WORK REQUIRED:
Gather each line of the entries below that includes "structured".

Chart and figure data
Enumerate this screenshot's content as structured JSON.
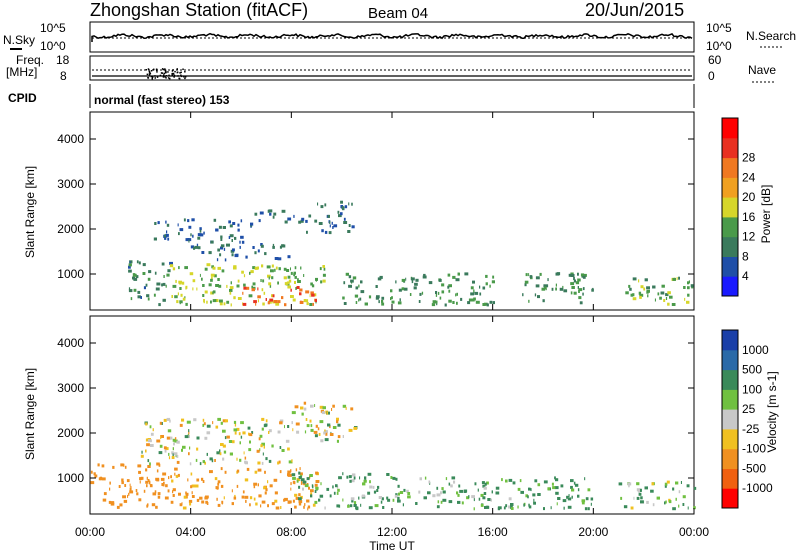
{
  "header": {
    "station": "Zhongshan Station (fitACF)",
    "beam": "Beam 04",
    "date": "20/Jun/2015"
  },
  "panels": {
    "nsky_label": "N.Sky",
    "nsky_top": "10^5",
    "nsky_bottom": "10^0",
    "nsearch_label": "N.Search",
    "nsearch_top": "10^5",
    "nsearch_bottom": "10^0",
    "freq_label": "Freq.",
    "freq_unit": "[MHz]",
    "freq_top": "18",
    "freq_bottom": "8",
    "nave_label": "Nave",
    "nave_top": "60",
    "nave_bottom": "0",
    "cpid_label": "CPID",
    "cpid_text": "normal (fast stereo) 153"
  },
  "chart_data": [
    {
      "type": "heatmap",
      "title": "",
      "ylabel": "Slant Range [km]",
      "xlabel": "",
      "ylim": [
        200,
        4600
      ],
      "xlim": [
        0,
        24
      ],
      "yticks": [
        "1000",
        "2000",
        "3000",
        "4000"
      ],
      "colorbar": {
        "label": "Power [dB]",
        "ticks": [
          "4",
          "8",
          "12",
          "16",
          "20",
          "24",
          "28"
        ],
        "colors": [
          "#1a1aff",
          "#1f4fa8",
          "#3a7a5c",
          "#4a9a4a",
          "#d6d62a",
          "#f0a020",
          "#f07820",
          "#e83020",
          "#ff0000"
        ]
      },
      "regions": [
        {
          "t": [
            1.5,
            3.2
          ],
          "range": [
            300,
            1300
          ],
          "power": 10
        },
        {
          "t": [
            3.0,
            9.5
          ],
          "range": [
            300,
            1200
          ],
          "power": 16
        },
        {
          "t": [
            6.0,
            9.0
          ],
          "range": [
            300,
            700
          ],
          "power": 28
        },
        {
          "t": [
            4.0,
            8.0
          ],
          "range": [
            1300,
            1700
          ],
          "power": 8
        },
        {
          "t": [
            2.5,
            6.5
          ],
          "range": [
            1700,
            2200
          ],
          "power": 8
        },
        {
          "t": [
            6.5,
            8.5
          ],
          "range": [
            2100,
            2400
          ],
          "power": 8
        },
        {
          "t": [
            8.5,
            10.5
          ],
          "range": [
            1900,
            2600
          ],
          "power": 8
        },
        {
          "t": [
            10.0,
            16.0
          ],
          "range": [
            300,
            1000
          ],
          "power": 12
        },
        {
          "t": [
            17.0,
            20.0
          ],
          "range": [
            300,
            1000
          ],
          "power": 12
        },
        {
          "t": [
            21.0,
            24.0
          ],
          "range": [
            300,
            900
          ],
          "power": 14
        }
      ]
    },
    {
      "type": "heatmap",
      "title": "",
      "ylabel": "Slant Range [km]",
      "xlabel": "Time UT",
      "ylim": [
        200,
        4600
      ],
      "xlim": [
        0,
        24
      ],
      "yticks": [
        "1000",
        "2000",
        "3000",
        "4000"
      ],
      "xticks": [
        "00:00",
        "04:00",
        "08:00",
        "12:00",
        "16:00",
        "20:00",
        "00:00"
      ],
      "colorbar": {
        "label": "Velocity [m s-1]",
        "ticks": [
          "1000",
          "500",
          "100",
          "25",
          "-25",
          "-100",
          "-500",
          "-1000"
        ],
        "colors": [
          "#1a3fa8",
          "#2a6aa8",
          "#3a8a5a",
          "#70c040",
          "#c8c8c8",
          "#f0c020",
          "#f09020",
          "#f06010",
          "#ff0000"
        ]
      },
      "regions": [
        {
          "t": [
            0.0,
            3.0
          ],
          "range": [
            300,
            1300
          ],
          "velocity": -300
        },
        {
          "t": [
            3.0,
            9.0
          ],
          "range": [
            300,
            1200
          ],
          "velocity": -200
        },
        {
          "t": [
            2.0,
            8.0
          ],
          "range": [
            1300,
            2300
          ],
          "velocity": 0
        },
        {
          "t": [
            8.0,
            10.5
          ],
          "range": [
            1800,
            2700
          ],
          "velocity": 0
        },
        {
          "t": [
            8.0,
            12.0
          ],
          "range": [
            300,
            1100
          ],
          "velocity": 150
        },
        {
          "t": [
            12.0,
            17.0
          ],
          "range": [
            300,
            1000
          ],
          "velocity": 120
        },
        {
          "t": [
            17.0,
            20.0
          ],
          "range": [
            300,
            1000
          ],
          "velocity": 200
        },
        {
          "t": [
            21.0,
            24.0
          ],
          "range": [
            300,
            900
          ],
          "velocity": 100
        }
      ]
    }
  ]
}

--

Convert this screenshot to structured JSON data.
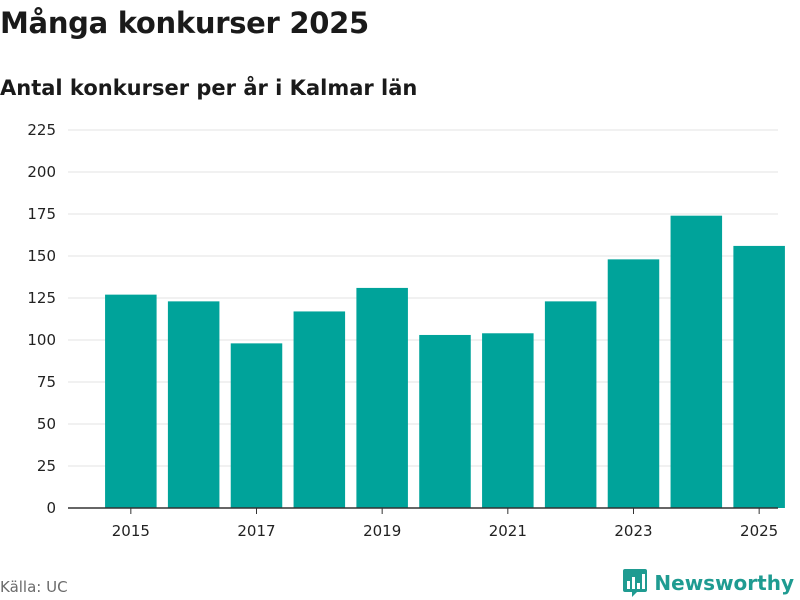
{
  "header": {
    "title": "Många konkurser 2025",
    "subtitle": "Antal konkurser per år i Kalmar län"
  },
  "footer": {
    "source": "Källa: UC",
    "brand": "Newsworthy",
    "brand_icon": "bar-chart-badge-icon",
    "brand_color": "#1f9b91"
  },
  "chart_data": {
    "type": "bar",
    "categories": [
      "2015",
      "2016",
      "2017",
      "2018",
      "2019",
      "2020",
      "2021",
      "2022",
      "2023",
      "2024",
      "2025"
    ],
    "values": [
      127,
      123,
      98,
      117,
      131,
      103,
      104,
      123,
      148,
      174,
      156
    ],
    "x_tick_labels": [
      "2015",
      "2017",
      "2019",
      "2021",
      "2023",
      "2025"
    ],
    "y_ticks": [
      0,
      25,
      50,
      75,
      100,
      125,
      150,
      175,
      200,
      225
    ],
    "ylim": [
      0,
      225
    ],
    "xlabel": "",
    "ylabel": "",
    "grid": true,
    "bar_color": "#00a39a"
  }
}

EXERCISE ANSWER:
Enumerate this screenshot's content as structured JSON.
Convert this screenshot to structured JSON data.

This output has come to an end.